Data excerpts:

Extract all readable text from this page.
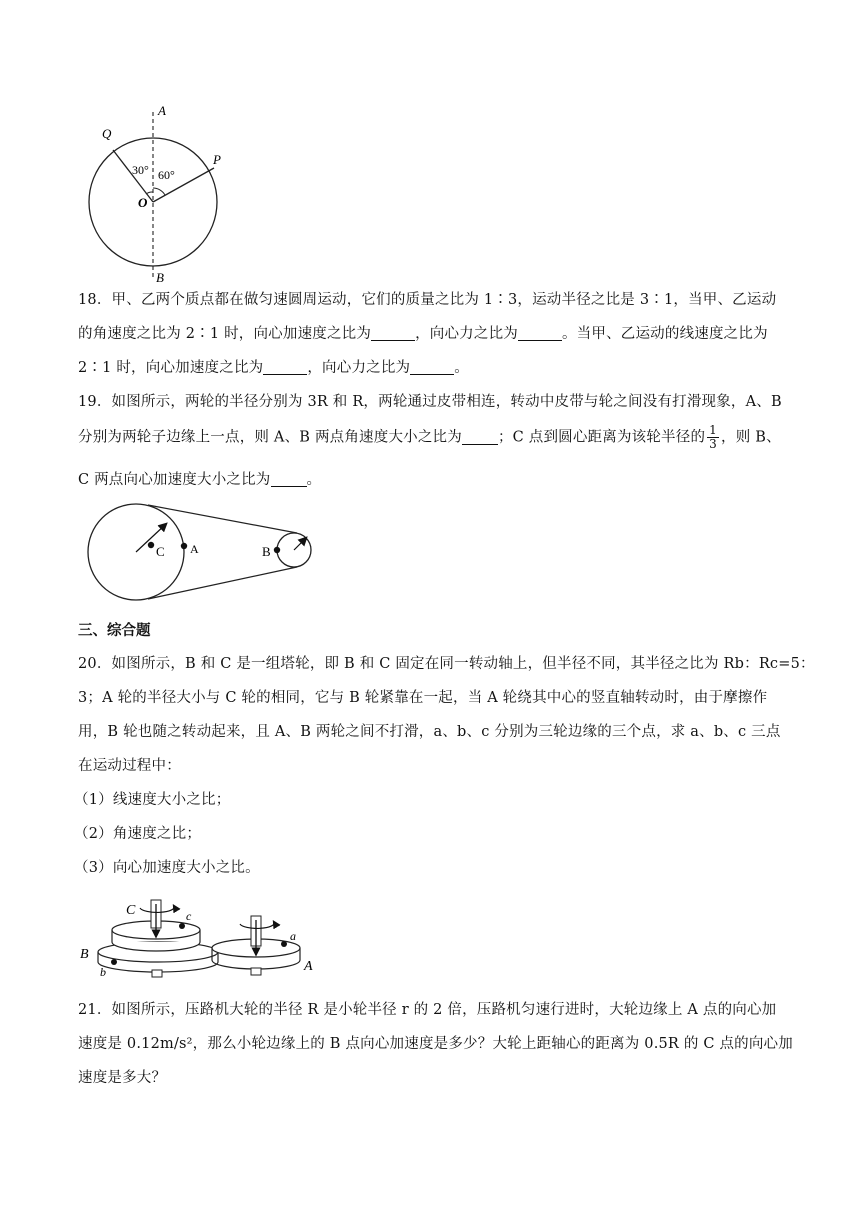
A
Q
P
O
B
30° 60°
18．甲、乙两个质点都在做匀速圆周运动，它们的质量之比为 1∶3，运动半径之比是 3∶1，当甲、乙运动
的角速度之比为 2∶1 时，向心加速度之比为	，向心力之比为	。当甲、乙运动的线速度之比为
2∶1 时，向心加速度之比为	，向心力之比为	。
19．如图所示，两轮的半径分别为 3R 和 R，两轮通过皮带相连，转动中皮带与轮之间没有打滑现象，A、B
分别为两轮子边缘上一点，则 A、B 两点角速度大小之比为 ；C 点到圆心距离为该轮半径的 $\frac{1}{3}$ ，则 B、
C 两点向心加速度大小之比为 。
C A	B
三、综合题
20．如图所示，B 和 C 是一组塔轮，即 B 和 C 固定在同一转动轴上，但半径不同，其半径之比为 Rb：Rc=5：
3；A 轮的半径大小与 C 轮的相同，它与 B 轮紧靠在一起，当 A 轮绕其中心的竖直轴转动时，由于摩擦作
用，B 轮也随之转动起来，且 A、B 两轮之间不打滑，a、b、c 分别为三轮边缘的三个点，求 a、b、c 三点
在运动过程中：
（1）线速度大小之比；
（2）角速度之比；
（3）向心加速度大小之比。
C	c
B
b
a
A
21．如图所示，压路机大轮的半径 R 是小轮半径 r 的 2 倍，压路机匀速行进时，大轮边缘上 A 点的向心加
速度是 0.12m/s²，那么小轮边缘上的 B 点向心加速度是多少？大轮上距轴心的距离为 0.5R 的 C 点的向心加
速度是多大？
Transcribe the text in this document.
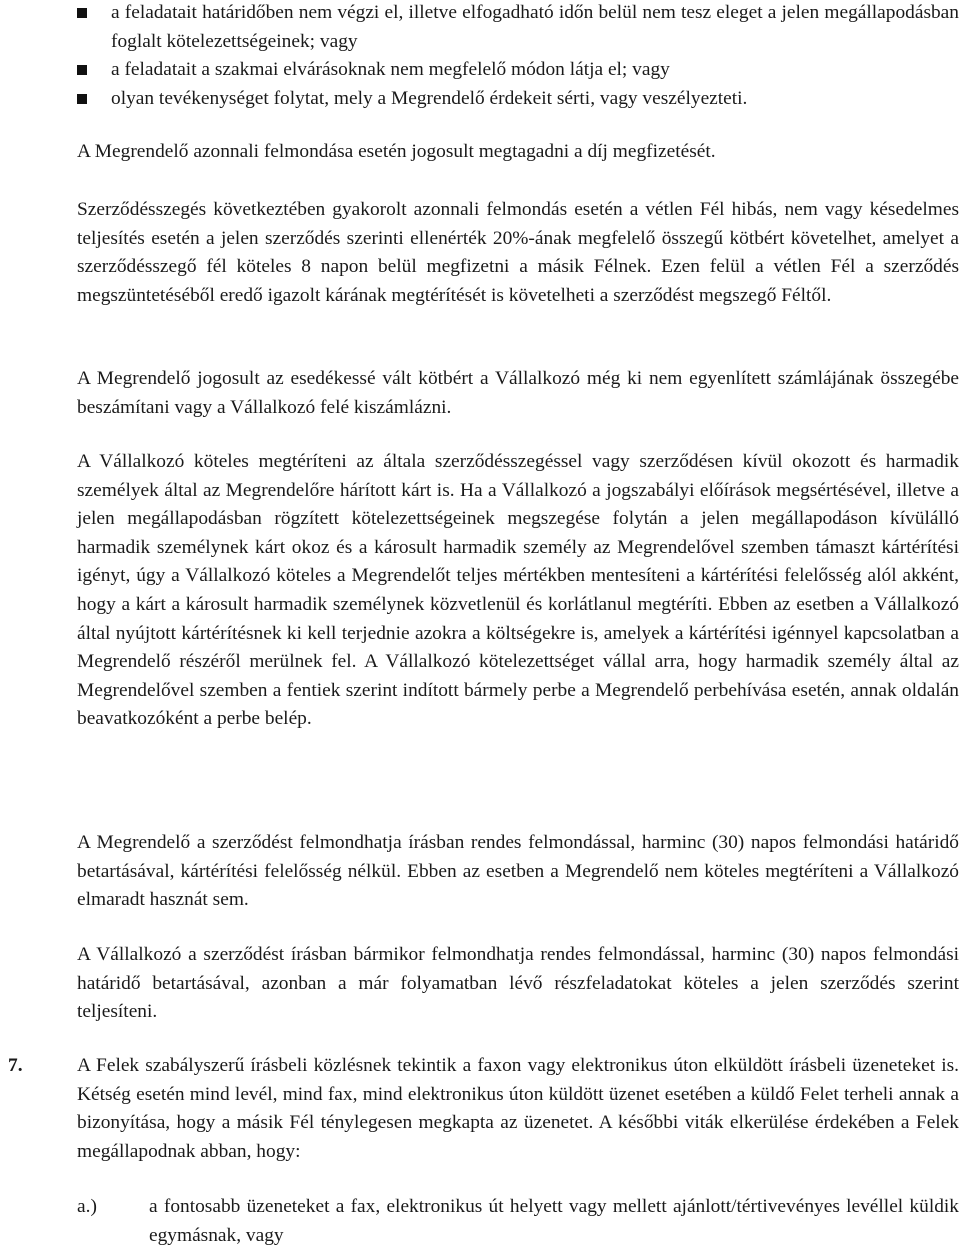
a feladatait határidőben nem végzi el, illetve elfogadható időn belül nem tesz eleget a jelen megállapodásban foglalt kötelezettségeinek; vagy
a feladatait a szakmai elvárásoknak nem megfelelő módon látja el; vagy
olyan tevékenységet folytat, mely a Megrendelő érdekeit sérti, vagy veszélyezteti.

A Megrendelő azonnali felmondása esetén jogosult megtagadni a díj megfizetését.

Szerződésszegés következtében gyakorolt azonnali felmondás esetén a vétlen Fél hibás, nem vagy késedelmes teljesítés esetén a jelen szerződés szerinti ellenérték 20%-ának megfelelő összegű kötbért követelhet, amelyet a szerződésszegő fél köteles 8 napon belül megfizetni a másik Félnek. Ezen felül a vétlen Fél a szerződés megszüntetéséből eredő igazolt kárának megtérítését is követelheti a szerződést megszegő Féltől.

A Megrendelő jogosult az esedékessé vált kötbért a Vállalkozó még ki nem egyenlített számlájának összegébe beszámítani vagy a Vállalkozó felé kiszámlázni.

A Vállalkozó köteles megtéríteni az általa szerződésszegéssel vagy szerződésen kívül okozott és harmadik személyek által az Megrendelőre hárított kárt is. Ha a Vállalkozó a jogszabályi előírások megsértésével, illetve a jelen megállapodásban rögzített kötelezettségeinek megszegése folytán a jelen megállapodáson kívülálló harmadik személynek kárt okoz és a károsult harmadik személy az Megrendelővel szemben támaszt kártérítési igényt, úgy a Vállalkozó köteles a Megrendelőt teljes mértékben mentesíteni a kártérítési felelősség alól akként, hogy a kárt a károsult harmadik személynek közvetlenül és korlátlanul megtéríti. Ebben az esetben a Vállalkozó által nyújtott kártérítésnek ki kell terjednie azokra a költségekre is, amelyek a kártérítési igénnyel kapcsolatban a Megrendelő részéről merülnek fel. A Vállalkozó kötelezettséget vállal arra, hogy harmadik személy által az Megrendelővel szemben a fentiek szerint indított bármely perbe a Megrendelő perbehívása esetén, annak oldalán beavatkozóként a perbe belép.

A Megrendelő a szerződést felmondhatja írásban rendes felmondással, harminc (30) napos felmondási határidő betartásával, kártérítési felelősség nélkül. Ebben az esetben a Megrendelő nem köteles megtéríteni a Vállalkozó elmaradt hasznát sem.

A Vállalkozó a szerződést írásban bármikor felmondhatja rendes felmondással, harminc (30) napos felmondási határidő betartásával, azonban a már folyamatban lévő részfeladatokat köteles a jelen szerződés szerint teljesíteni.

7.	A Felek szabályszerű írásbeli közlésnek tekintik a faxon vagy elektronikus úton elküldött írásbeli üzeneteket is. Kétség esetén mind levél, mind fax, mind elektronikus úton küldött üzenet esetében a küldő Felet terheli annak a bizonyítása, hogy a másik Fél ténylegesen megkapta az üzenetet. A későbbi viták elkerülése érdekében a Felek megállapodnak abban, hogy:

a.)	a fontosabb üzeneteket a fax, elektronikus út helyett vagy mellett ajánlott/tértivevényes levéllel küldik egymásnak, vagy
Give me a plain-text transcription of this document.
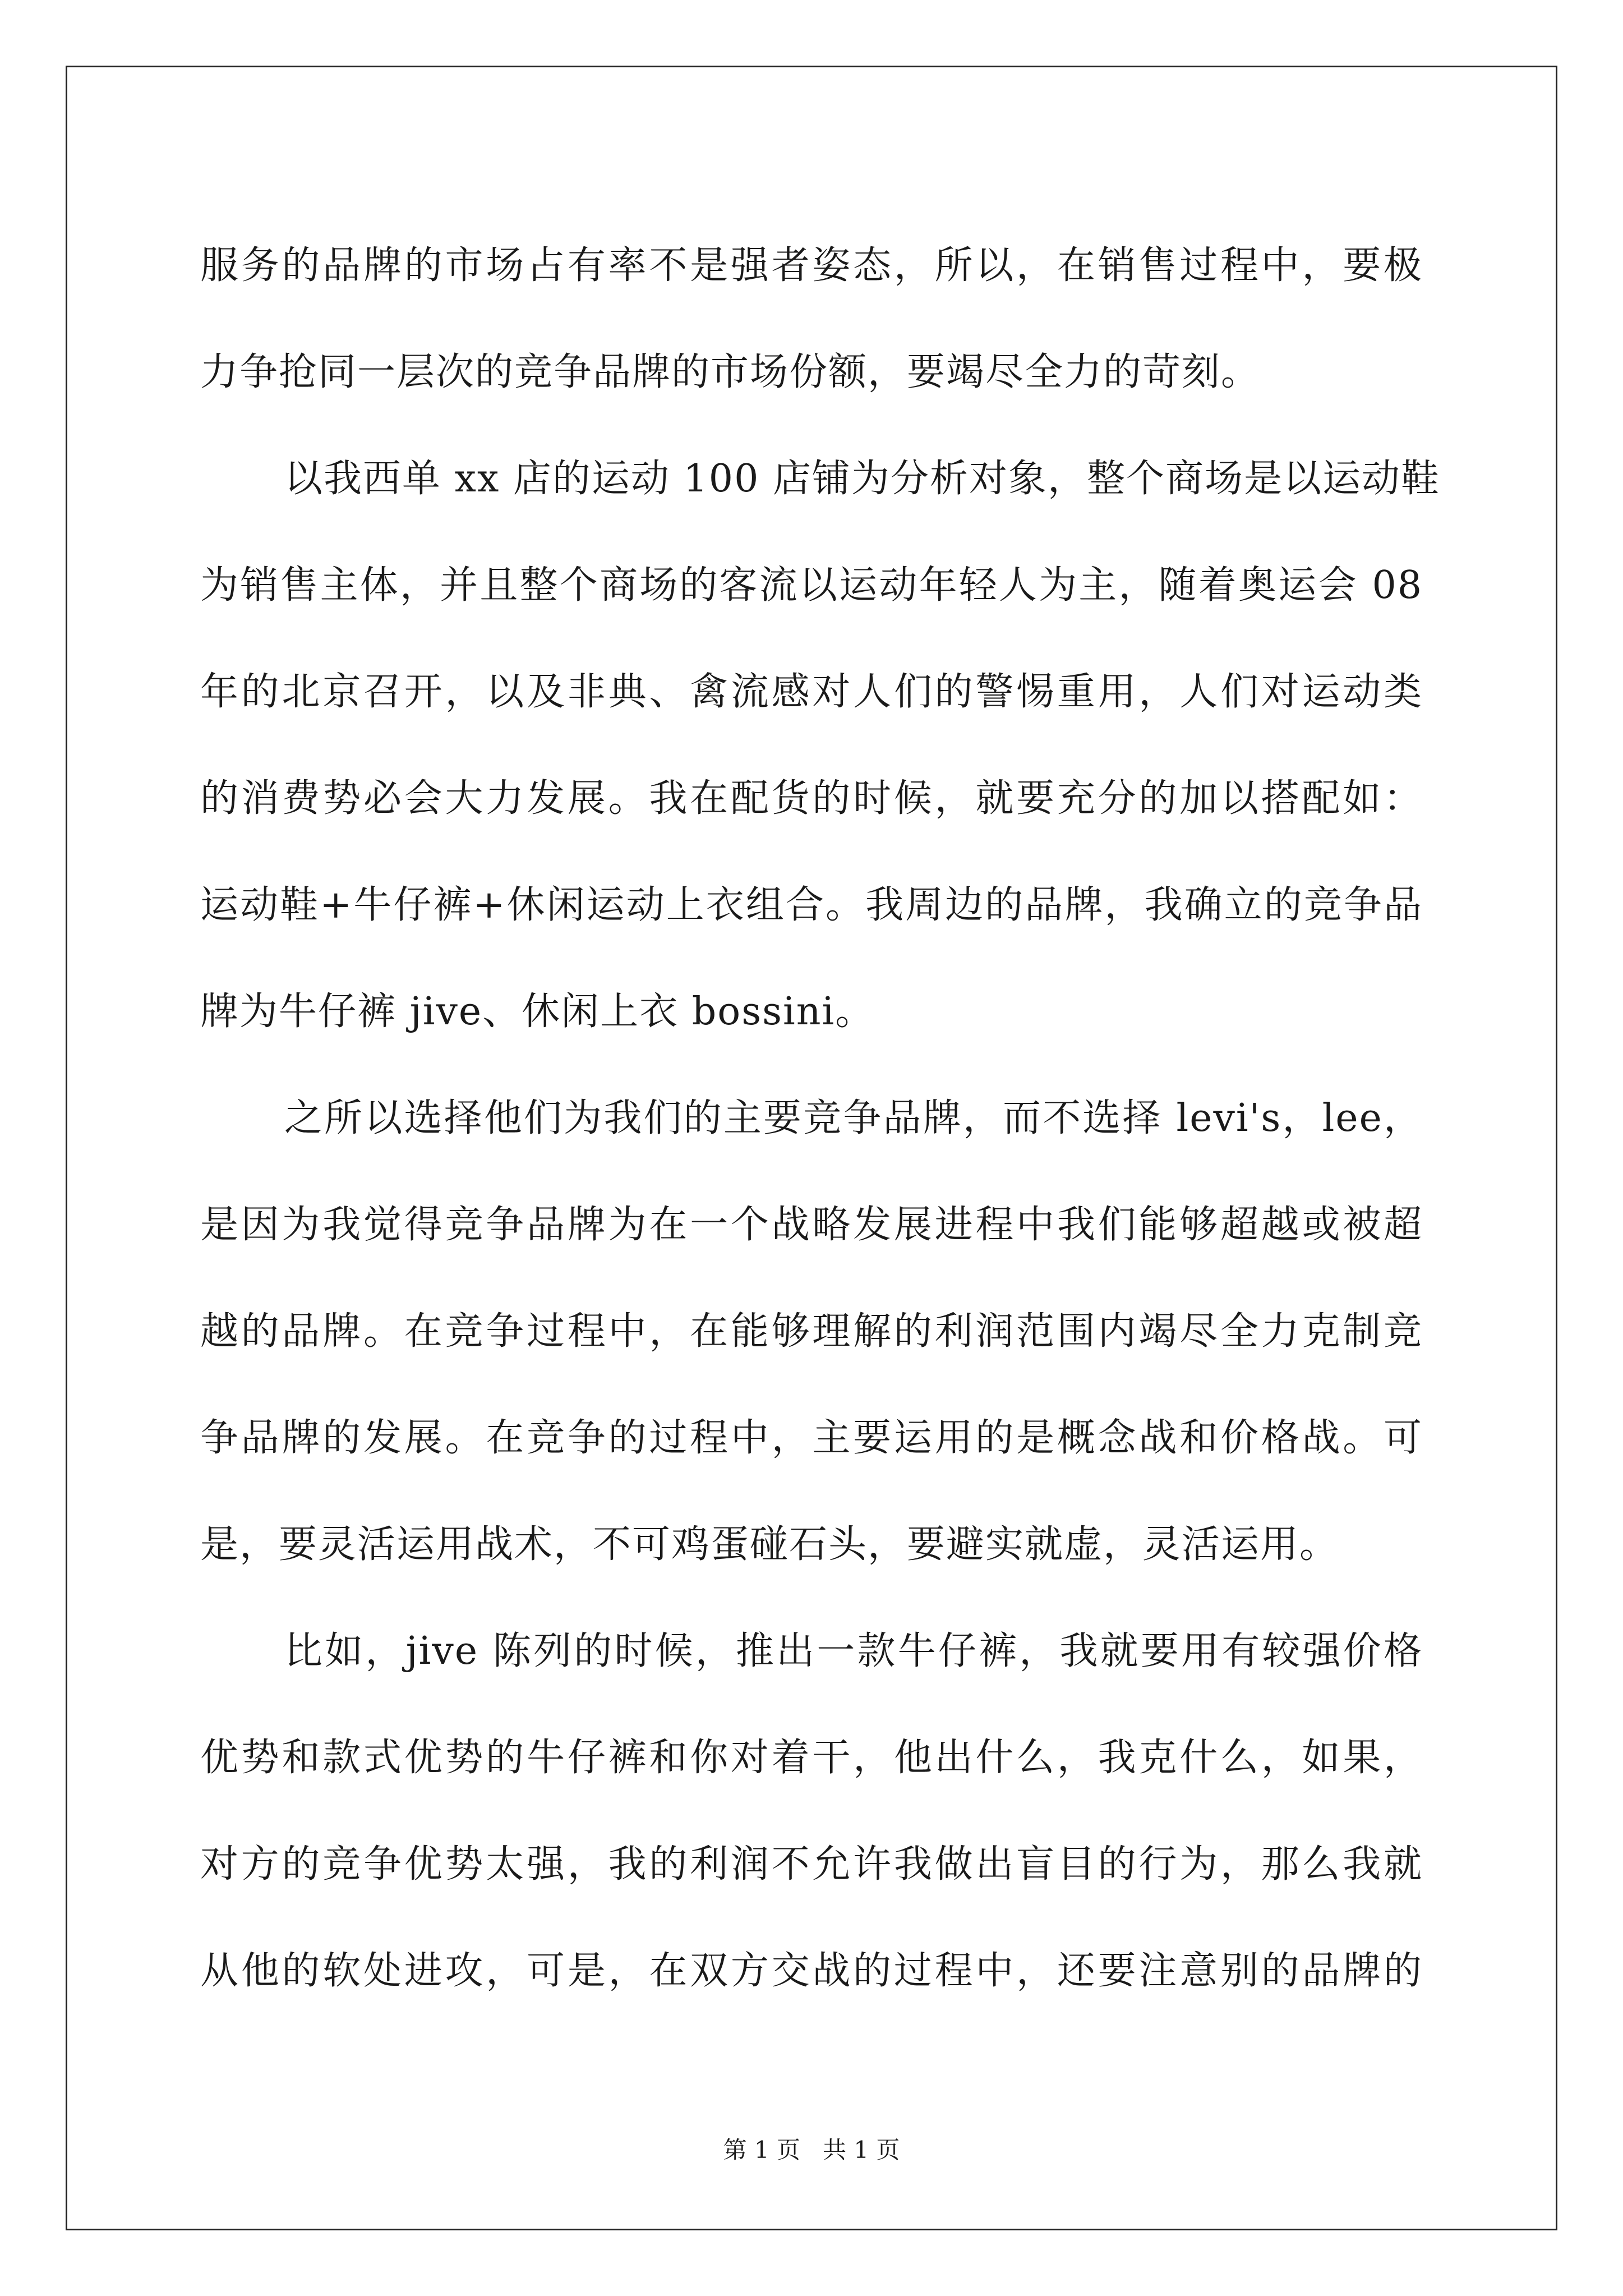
服务的品牌的市场占有率不是强者姿态，所以，在销售过程中，要极
力争抢同一层次的竞争品牌的市场份额，要竭尽全力的苛刻。
以我西单 xx 店的运动 100 店铺为分析对象，整个商场是以运动鞋
为销售主体，并且整个商场的客流以运动年轻人为主，随着奥运会 08
年的北京召开，以及非典、禽流感对人们的警惕重用，人们对运动类
的消费势必会大力发展。我在配货的时候，就要充分的加以搭配如：
运动鞋+牛仔裤+休闲运动上衣组合。我周边的品牌，我确立的竞争品
牌为牛仔裤 jive、休闲上衣 bossini。
之所以选择他们为我们的主要竞争品牌，而不选择 levi's，lee，
是因为我觉得竞争品牌为在一个战略发展进程中我们能够超越或被超
越的品牌。在竞争过程中，在能够理解的利润范围内竭尽全力克制竞
争品牌的发展。在竞争的过程中，主要运用的是概念战和价格战。可
是，要灵活运用战术，不可鸡蛋碰石头，要避实就虚，灵活运用。
比如，jive 陈列的时候，推出一款牛仔裤，我就要用有较强价格
优势和款式优势的牛仔裤和你对着干，他出什么，我克什么，如果，
对方的竞争优势太强，我的利润不允许我做出盲目的行为，那么我就
从他的软处进攻，可是，在双方交战的过程中，还要注意别的品牌的
第 1 页 共 1 页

> Exercise brief
Make a list of all lines in the data that contain "esetben".

> Output of the task
A Vállalkozó köteles megtéríteni az általa szerződésszegéssel vagy szerződésen kívül okozott és harmadik személyek által az Megrendelőre hárított kárt is. Ha a Vállalkozó a jogszabályi előírások megsértésével, illetve a jelen megállapodásban rögzített kötelezettségeinek megszegése folytán a jelen megállapodáson kívülálló harmadik személynek kárt okoz és a károsult harmadik személy az Megrendelővel szemben támaszt kártérítési igényt, úgy a Vállalkozó köteles a Megrendelőt teljes mértékben mentesíteni a kártérítési felelősség alól akként, hogy a kárt a károsult harmadik személynek közvetlenül és korlátlanul megtéríti. Ebben az esetben a Vállalkozó által nyújtott kártérítésnek ki kell terjednie azokra a költségekre is, amelyek a kártérítési igénnyel kapcsolatban a Megrendelő részéről merülnek fel. A Vállalkozó kötelezettséget vállal arra, hogy harmadik személy által az Megrendelővel szemben a fentiek szerint indított bármely perbe a Megrendelő perbehívása esetén, annak oldalán beavatkozóként a perbe belép.
A Megrendelő a szerződést felmondhatja írásban rendes felmondással, harminc (30) napos felmondási határidő betartásával, kártérítési felelősség nélkül. Ebben az esetben a Megrendelő nem köteles megtéríteni a Vállalkozó elmaradt hasznát sem.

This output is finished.